### REQUIRED TASK
Your task is to reproduce exactly the lines from the line with "What data populates" through the end of the records below.

[Start DATASET RECORDS]

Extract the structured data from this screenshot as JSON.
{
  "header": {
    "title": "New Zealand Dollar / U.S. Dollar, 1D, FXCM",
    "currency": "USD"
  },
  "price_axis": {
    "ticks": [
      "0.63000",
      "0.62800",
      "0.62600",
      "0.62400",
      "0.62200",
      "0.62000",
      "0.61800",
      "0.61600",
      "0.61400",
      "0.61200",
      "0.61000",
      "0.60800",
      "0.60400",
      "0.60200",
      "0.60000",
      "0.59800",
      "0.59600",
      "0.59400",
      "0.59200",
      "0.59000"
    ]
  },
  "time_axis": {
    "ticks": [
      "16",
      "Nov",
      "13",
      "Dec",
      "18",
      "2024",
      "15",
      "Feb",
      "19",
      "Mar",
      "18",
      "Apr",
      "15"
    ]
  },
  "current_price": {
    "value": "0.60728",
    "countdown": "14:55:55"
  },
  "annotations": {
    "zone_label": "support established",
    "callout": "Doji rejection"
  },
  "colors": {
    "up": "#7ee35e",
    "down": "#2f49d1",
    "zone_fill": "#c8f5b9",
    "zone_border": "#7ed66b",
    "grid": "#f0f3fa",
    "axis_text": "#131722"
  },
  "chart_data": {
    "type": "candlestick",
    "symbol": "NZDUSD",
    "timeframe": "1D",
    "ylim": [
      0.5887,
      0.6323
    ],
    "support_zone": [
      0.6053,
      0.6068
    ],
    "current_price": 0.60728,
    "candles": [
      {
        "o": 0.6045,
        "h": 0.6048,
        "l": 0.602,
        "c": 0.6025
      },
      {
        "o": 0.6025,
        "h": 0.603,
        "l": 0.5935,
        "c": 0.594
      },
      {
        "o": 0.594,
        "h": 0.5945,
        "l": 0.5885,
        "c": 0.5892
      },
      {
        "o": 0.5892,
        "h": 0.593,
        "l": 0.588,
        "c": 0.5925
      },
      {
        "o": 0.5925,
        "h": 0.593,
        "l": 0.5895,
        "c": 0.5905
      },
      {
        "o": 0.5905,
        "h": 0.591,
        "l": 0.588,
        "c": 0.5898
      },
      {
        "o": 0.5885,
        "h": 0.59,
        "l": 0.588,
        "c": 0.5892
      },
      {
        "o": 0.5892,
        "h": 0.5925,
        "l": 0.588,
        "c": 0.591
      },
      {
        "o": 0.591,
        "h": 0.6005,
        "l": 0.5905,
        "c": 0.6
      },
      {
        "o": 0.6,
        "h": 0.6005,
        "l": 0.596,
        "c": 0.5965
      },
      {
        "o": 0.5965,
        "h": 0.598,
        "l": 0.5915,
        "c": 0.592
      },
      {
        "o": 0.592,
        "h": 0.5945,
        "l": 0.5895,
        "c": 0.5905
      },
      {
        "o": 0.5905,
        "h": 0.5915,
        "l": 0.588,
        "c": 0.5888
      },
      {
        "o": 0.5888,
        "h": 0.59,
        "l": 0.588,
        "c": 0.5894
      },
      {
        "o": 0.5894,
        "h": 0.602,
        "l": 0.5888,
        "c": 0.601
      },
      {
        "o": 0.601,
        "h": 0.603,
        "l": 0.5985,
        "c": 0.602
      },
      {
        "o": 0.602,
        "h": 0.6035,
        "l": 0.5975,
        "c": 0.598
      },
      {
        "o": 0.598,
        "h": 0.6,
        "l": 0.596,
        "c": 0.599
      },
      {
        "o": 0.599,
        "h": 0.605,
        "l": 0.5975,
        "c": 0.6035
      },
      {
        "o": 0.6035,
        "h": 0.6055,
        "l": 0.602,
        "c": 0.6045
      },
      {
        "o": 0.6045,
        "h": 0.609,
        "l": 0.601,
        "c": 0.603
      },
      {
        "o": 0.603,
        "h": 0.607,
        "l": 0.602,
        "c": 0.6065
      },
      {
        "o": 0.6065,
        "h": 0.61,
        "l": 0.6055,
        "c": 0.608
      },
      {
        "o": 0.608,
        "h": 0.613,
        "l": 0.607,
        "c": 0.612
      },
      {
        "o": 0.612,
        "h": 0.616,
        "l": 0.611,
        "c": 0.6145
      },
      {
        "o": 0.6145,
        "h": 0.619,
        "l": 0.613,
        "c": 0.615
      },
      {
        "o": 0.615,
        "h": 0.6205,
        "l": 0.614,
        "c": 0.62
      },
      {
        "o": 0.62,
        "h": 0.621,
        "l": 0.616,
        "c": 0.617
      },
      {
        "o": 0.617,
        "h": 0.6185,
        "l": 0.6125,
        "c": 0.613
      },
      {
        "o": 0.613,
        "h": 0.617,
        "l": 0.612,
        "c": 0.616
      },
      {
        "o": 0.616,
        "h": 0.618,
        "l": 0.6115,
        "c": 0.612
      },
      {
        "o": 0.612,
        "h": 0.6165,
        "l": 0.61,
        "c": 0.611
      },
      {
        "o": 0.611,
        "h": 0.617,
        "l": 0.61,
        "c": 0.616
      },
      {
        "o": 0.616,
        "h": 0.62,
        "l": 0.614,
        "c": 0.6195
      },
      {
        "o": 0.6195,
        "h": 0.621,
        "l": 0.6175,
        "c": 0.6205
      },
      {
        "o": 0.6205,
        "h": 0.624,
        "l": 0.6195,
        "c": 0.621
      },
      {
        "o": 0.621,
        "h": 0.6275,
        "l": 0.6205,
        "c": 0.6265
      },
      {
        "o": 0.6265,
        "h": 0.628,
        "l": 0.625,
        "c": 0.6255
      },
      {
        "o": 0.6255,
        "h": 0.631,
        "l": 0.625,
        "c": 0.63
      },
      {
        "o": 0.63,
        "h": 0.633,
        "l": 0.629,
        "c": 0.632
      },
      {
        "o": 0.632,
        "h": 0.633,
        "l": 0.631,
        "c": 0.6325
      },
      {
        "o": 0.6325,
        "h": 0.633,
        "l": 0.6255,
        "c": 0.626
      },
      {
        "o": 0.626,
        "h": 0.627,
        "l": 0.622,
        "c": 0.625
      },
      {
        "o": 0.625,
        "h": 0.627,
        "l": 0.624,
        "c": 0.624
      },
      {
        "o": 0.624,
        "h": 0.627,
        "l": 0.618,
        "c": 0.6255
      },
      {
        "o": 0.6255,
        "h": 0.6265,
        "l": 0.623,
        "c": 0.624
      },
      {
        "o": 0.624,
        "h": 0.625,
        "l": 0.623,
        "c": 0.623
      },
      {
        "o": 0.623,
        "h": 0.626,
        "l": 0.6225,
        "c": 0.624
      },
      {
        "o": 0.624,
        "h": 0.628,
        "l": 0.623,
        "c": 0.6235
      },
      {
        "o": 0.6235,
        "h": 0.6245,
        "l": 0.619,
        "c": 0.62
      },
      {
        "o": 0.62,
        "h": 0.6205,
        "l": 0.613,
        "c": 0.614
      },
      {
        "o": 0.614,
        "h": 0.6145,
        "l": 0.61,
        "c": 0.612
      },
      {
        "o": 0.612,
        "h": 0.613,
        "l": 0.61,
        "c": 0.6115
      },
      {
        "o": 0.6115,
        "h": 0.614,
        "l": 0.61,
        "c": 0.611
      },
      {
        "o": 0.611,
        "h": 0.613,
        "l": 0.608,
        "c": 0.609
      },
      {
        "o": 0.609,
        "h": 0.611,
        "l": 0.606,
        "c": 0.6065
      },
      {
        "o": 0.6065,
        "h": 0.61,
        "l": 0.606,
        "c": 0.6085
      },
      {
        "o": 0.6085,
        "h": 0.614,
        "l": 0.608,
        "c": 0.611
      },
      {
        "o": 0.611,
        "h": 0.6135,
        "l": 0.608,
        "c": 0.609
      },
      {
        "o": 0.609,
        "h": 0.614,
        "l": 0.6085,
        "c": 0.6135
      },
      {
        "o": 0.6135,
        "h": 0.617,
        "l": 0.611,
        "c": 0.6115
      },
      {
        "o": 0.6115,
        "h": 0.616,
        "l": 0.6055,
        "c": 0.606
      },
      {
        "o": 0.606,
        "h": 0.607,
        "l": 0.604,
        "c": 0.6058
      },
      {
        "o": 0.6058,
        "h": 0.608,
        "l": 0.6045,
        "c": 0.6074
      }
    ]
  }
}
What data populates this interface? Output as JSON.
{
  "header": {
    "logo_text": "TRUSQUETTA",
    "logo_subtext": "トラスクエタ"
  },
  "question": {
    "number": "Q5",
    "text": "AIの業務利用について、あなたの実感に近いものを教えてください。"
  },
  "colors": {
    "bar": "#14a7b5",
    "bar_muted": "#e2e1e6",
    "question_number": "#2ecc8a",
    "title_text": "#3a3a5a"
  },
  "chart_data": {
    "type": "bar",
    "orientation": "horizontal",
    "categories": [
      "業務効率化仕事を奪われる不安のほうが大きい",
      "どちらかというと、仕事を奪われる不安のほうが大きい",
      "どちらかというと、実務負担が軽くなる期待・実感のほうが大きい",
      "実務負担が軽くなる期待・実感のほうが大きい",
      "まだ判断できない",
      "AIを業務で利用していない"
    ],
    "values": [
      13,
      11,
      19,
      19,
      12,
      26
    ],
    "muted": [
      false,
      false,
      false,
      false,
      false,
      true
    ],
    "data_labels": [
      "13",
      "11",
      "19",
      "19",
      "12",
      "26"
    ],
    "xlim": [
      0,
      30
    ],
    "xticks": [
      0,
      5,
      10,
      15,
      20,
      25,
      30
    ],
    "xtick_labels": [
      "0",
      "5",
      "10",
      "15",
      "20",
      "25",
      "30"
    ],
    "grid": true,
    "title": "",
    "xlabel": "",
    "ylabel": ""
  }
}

[End DATASET RECORDS]

### FULL OUTPUT
What data populates this interface? Output as JSON.
{
  "header": {
    "logo_text": "TRUSQUETTA",
    "logo_subtext": "トラスクエタ"
  },
  "question": {
    "number": "Q5",
    "text": "AIの業務利用について、あなたの実感に近いものを教えてください。"
  },
  "colors": {
    "bar": "#14a7b5",
    "bar_muted": "#e2e1e6",
    "question_number": "#2ecc8a",
    "title_text": "#3a3a5a"
  },
  "chart_data": {
    "type": "bar",
    "orientation": "horizontal",
    "categories": [
      "業務効率化仕事を奪われる不安のほうが大きい",
      "どちらかというと、仕事を奪われる不安のほうが大きい",
      "どちらかというと、実務負担が軽くなる期待・実感のほうが大きい",
      "実務負担が軽くなる期待・実感のほうが大きい",
      "まだ判断できない",
      "AIを業務で利用していない"
    ],
    "values": [
      13,
      11,
      19,
      19,
      12,
      26
    ],
    "muted": [
      false,
      false,
      false,
      false,
      false,
      true
    ],
    "data_labels": [
      "13",
      "11",
      "19",
      "19",
      "12",
      "26"
    ],
    "xlim": [
      0,
      30
    ],
    "xticks": [
      0,
      5,
      10,
      15,
      20,
      25,
      30
    ],
    "xtick_labels": [
      "0",
      "5",
      "10",
      "15",
      "20",
      "25",
      "30"
    ],
    "grid": true,
    "title": "",
    "xlabel": "",
    "ylabel": ""
  }
}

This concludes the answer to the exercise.